Task input ::

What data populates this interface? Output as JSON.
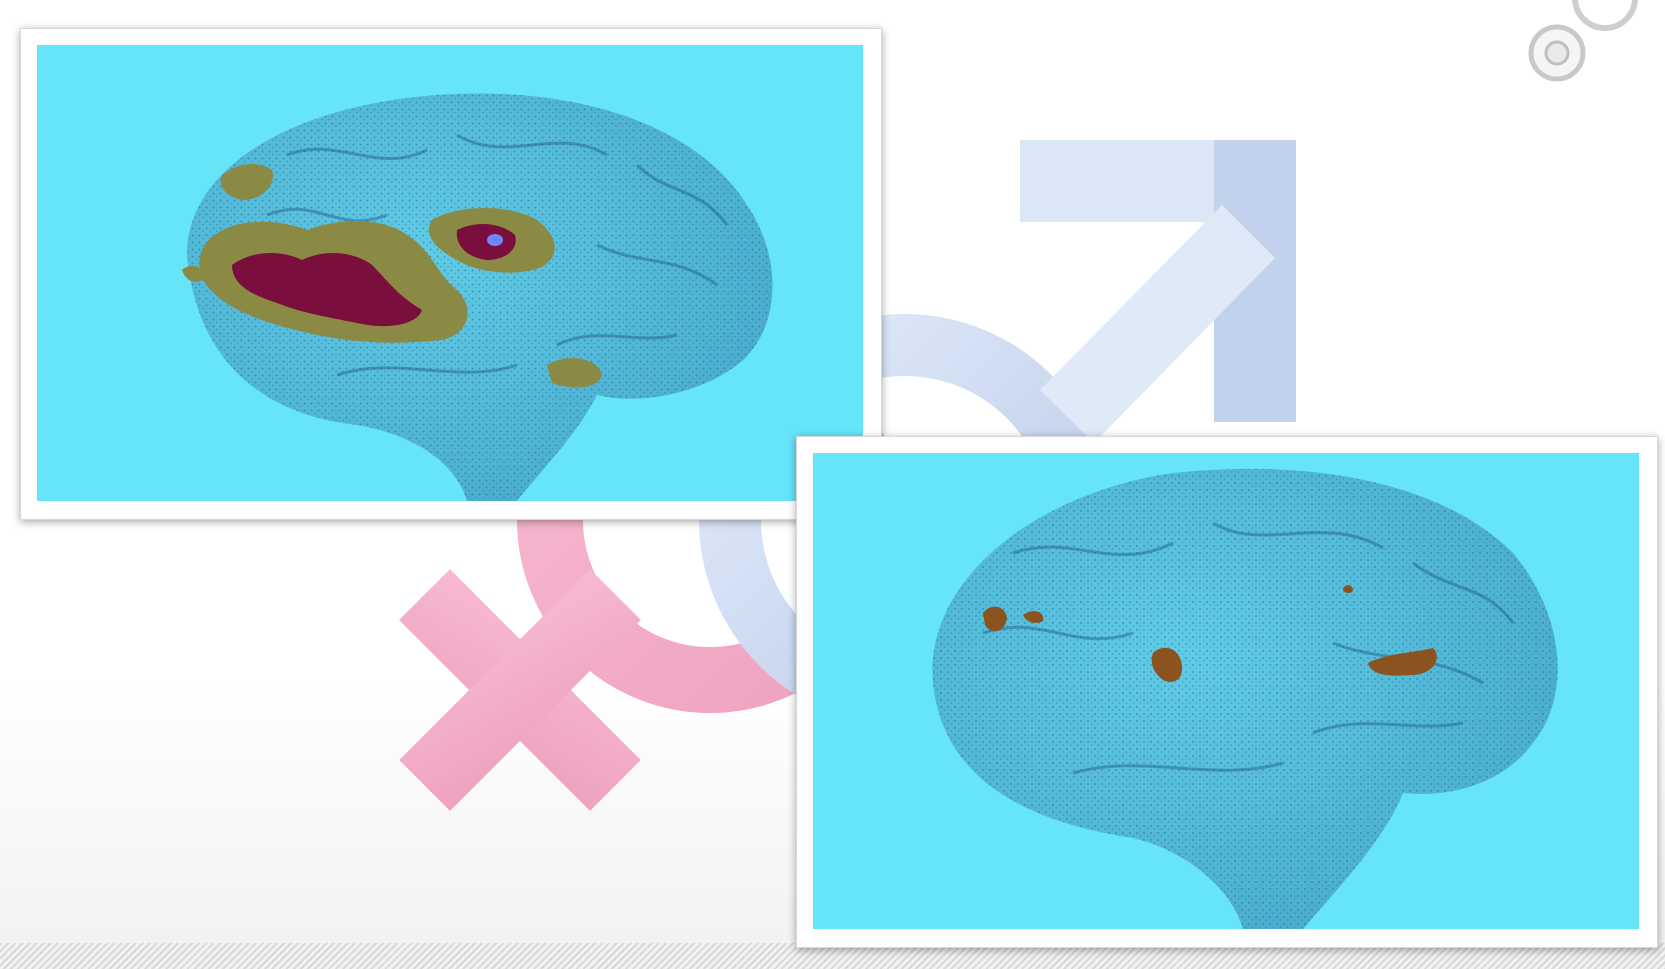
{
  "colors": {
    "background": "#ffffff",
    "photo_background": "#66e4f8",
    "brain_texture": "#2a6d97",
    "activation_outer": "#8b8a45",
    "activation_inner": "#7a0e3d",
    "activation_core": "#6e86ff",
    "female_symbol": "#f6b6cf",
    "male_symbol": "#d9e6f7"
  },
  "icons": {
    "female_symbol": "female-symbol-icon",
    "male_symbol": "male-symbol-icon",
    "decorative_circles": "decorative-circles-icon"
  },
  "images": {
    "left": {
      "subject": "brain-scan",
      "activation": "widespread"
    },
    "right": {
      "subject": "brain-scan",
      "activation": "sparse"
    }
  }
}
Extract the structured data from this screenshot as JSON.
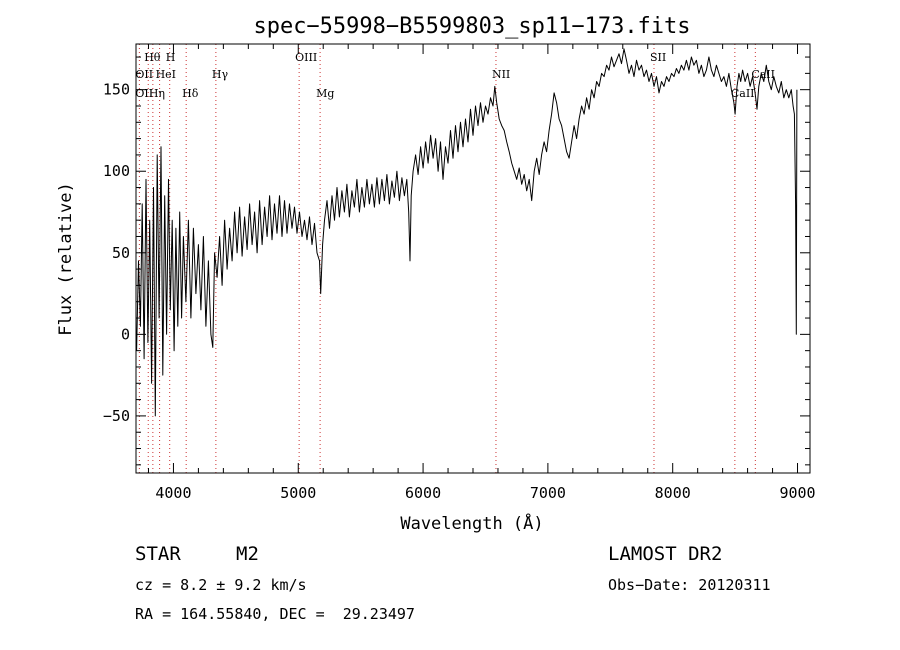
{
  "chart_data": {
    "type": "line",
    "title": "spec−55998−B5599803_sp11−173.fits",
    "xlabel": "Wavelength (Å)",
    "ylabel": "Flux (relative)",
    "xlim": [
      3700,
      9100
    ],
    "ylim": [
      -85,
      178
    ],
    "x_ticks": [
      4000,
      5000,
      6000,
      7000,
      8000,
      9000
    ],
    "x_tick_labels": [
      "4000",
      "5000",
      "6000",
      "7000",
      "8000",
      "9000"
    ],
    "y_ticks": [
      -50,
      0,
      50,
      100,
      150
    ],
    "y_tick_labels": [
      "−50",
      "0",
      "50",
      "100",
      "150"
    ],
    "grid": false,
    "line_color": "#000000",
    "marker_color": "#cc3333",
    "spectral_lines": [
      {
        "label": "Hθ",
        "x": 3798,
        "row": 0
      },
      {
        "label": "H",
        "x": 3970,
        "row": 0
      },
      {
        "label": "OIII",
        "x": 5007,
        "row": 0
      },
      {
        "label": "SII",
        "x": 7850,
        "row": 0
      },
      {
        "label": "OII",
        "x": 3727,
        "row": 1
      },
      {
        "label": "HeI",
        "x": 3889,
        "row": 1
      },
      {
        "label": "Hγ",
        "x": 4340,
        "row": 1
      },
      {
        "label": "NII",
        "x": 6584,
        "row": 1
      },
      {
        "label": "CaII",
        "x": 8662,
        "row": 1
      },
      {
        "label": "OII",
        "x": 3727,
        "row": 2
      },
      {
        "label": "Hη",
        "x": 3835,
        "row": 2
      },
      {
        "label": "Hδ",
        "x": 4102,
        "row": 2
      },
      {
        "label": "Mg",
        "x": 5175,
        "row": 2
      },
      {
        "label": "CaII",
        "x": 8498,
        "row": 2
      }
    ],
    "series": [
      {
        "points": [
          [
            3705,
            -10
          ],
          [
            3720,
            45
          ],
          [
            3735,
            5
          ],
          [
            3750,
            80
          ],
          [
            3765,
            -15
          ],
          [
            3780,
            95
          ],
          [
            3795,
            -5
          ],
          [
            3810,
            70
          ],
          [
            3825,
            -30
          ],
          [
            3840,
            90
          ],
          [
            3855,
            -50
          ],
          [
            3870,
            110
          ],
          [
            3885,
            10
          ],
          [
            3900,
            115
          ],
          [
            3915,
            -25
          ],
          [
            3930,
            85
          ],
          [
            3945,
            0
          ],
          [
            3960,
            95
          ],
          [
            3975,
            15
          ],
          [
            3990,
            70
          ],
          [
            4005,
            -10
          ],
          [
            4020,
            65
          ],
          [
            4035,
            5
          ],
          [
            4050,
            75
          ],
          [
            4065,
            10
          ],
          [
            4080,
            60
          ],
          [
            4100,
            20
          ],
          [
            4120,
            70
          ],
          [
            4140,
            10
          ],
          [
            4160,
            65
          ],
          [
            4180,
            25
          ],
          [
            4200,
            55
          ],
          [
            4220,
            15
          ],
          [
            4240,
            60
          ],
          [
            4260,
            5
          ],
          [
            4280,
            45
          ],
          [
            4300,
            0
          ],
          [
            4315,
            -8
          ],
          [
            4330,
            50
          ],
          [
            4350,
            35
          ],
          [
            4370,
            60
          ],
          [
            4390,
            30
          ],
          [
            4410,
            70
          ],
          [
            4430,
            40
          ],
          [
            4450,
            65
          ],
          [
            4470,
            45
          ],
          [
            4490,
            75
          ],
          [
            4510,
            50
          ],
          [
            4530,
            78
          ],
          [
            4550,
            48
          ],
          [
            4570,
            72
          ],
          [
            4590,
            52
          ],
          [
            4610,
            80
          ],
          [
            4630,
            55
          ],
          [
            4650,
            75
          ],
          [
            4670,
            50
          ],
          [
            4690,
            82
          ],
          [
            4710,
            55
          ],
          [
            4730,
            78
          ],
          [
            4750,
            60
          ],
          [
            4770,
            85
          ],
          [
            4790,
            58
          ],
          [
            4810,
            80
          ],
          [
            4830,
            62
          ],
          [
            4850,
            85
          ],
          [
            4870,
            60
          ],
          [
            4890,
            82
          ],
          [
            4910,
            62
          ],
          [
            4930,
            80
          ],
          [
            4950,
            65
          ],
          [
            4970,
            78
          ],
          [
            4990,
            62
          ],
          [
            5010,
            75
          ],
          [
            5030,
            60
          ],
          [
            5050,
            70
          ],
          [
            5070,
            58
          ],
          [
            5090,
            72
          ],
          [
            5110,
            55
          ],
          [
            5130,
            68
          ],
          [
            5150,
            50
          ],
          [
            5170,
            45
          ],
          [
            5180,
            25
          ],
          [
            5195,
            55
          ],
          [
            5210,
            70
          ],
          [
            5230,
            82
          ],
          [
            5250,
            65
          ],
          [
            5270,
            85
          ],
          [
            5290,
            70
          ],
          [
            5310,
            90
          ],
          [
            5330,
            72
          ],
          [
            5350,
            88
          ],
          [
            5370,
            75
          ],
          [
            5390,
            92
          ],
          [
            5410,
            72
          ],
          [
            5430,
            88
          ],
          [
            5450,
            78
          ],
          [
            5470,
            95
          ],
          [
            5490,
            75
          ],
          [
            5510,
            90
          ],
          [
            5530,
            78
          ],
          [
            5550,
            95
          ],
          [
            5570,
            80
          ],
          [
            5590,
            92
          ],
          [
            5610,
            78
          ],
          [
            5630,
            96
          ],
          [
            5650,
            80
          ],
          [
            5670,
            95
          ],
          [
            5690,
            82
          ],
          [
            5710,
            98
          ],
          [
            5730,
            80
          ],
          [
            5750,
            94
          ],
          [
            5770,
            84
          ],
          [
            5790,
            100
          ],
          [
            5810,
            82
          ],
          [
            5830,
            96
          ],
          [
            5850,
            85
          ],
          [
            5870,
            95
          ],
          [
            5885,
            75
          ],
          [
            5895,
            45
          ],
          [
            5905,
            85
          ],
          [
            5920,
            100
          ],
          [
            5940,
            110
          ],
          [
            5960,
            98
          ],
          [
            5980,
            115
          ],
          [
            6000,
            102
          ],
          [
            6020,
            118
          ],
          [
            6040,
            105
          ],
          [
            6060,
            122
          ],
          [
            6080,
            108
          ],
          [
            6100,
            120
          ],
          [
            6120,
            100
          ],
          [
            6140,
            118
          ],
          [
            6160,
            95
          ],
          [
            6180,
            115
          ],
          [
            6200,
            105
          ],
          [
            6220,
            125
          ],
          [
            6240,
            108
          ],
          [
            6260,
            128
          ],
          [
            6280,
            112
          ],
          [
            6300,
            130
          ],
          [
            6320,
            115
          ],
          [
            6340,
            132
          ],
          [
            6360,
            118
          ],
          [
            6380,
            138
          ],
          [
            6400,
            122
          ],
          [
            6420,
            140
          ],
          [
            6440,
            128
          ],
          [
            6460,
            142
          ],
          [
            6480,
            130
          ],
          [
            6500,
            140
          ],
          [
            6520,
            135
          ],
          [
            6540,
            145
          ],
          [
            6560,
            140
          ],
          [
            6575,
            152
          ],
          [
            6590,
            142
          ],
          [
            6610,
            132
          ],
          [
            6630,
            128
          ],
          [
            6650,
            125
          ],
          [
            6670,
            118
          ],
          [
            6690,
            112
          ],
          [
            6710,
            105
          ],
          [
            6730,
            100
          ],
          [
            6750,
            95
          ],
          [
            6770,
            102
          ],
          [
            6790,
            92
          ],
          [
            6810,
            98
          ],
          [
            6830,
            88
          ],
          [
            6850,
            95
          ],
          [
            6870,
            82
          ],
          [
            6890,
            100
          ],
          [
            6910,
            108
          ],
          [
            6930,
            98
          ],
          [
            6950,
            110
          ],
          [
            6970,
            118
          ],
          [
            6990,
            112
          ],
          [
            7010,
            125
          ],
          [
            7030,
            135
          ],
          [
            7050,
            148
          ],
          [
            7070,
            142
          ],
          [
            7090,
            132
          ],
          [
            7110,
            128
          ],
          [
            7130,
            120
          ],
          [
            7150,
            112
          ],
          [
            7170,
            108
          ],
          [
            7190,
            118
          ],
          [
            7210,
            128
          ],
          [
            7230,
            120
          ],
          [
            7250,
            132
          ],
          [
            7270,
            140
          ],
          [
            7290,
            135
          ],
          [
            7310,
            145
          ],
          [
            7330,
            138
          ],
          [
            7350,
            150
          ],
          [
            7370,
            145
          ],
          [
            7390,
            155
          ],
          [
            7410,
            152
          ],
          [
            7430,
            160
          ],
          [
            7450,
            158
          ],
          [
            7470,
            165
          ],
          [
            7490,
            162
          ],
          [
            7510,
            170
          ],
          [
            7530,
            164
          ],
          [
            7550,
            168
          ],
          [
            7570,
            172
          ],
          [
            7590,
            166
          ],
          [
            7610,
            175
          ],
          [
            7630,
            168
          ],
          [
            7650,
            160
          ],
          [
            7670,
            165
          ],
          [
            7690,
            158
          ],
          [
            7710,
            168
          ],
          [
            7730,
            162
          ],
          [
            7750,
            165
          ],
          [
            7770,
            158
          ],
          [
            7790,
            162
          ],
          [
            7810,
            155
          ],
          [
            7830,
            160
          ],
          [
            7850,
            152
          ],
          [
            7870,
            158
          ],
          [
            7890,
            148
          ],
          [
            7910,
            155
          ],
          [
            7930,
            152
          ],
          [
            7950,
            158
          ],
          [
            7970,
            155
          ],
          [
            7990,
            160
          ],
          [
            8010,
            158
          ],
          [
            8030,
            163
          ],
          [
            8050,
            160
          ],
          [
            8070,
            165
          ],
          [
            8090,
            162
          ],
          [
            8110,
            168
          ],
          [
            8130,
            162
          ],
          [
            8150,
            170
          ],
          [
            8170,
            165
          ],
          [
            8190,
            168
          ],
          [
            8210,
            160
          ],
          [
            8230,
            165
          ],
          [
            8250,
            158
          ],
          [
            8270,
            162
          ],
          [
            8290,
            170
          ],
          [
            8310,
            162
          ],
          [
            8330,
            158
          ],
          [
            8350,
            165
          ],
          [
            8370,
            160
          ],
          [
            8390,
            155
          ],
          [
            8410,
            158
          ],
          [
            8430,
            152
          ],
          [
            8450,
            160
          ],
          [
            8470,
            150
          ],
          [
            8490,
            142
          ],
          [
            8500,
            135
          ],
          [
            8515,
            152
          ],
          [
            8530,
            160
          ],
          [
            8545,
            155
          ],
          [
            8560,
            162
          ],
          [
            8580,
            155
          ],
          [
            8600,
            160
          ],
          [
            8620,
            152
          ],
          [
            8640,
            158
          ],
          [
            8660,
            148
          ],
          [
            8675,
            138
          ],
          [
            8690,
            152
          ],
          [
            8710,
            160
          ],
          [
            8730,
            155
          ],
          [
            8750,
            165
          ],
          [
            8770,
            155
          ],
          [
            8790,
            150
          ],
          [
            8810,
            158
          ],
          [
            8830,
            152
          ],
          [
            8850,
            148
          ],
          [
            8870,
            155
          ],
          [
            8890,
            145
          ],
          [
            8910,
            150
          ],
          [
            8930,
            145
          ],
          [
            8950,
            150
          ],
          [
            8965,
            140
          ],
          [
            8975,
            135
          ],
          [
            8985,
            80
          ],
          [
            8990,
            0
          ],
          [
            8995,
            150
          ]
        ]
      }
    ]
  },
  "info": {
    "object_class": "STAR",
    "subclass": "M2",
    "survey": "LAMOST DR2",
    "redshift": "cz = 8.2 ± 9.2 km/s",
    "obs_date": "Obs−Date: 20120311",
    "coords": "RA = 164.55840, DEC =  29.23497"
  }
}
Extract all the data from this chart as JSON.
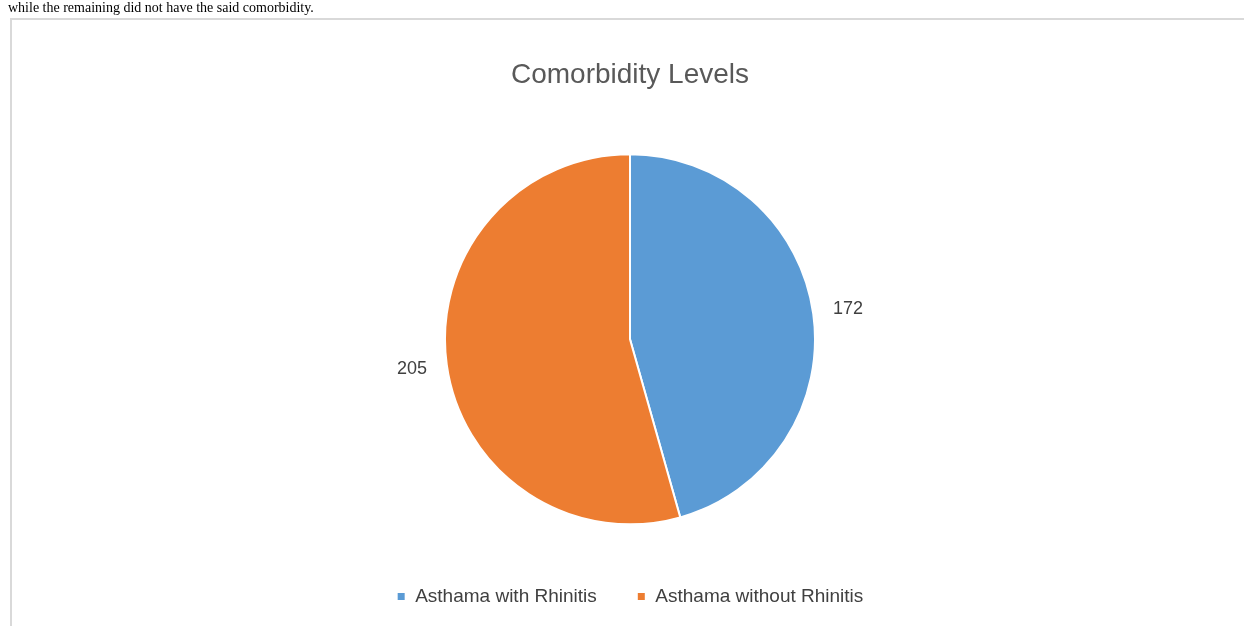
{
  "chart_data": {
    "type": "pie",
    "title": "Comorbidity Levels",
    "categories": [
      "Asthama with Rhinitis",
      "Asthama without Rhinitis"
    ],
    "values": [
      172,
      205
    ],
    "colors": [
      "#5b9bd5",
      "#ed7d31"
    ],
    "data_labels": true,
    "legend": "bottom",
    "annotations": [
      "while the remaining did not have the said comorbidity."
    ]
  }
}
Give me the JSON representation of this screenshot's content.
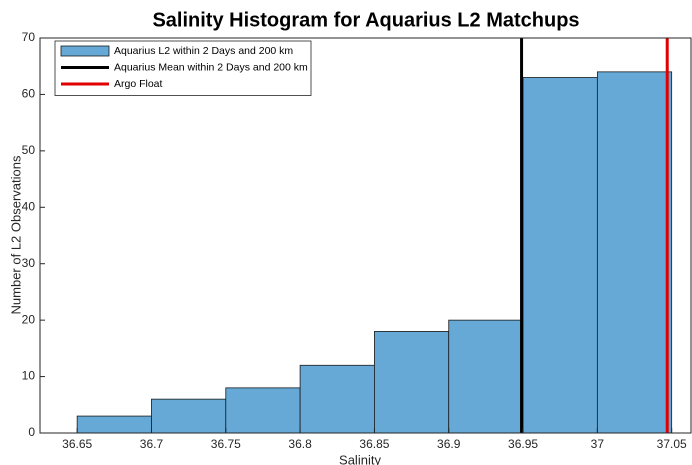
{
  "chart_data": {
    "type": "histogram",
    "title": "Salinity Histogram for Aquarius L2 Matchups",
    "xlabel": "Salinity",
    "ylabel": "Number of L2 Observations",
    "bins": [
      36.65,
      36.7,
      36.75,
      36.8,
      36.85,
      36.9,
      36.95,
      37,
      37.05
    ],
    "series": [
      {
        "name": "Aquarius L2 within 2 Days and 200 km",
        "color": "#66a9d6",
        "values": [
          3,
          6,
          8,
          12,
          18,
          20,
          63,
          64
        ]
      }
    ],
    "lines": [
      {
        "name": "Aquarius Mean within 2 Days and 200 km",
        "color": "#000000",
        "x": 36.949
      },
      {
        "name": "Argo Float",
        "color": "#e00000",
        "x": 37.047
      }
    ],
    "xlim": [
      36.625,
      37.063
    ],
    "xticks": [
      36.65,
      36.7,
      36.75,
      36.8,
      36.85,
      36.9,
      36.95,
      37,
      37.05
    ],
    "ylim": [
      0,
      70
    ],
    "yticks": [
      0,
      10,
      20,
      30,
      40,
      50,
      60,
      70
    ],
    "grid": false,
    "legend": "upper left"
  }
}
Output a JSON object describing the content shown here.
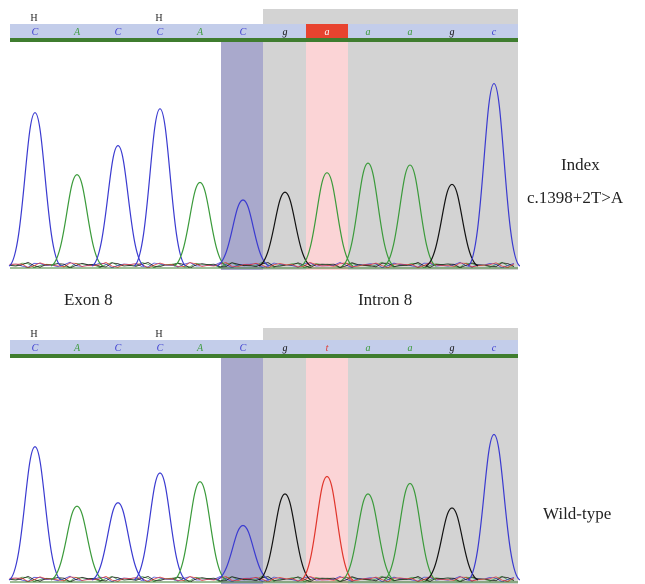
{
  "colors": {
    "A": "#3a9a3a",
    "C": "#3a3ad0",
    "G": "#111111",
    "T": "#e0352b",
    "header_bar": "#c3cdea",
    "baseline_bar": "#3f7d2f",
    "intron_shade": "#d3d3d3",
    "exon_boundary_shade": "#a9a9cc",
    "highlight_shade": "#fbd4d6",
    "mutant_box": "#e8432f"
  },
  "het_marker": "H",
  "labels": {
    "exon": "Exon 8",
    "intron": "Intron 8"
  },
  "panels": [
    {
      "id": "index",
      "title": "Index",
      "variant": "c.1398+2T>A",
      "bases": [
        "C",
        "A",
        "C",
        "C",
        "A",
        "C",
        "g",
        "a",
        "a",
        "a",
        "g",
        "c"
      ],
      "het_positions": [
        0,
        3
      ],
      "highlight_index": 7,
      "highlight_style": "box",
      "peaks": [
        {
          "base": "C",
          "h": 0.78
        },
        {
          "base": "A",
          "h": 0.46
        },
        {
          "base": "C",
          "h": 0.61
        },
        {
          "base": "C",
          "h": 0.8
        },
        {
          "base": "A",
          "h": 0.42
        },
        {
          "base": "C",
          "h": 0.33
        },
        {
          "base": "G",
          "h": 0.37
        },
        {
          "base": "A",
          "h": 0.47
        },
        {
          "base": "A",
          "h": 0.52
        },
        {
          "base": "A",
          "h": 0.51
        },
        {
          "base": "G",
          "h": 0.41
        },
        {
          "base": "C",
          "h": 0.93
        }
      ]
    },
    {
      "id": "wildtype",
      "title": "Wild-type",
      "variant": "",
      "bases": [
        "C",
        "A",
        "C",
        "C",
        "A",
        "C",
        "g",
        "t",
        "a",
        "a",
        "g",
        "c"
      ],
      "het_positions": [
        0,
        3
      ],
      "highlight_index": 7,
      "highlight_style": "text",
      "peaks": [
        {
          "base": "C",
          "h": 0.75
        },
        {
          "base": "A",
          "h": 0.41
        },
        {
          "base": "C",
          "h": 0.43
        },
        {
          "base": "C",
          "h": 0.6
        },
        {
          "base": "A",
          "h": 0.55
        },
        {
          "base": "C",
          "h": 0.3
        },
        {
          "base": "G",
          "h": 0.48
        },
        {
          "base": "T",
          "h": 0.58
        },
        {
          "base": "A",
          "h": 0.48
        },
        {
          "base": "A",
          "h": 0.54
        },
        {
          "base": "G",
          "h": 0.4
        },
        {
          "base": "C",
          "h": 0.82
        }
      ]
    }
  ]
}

Objective ::
Return every line from the records above that holds the word "title".

Exercise result ::
    "title": "spec−55998−B5599803_sp11−173.fits",
    "title": "Comorbidity Levels",
    "title": "Salinity Histogram for Aquarius L2 Matchups",
      "title": "Index",
      "title": "Wild-type",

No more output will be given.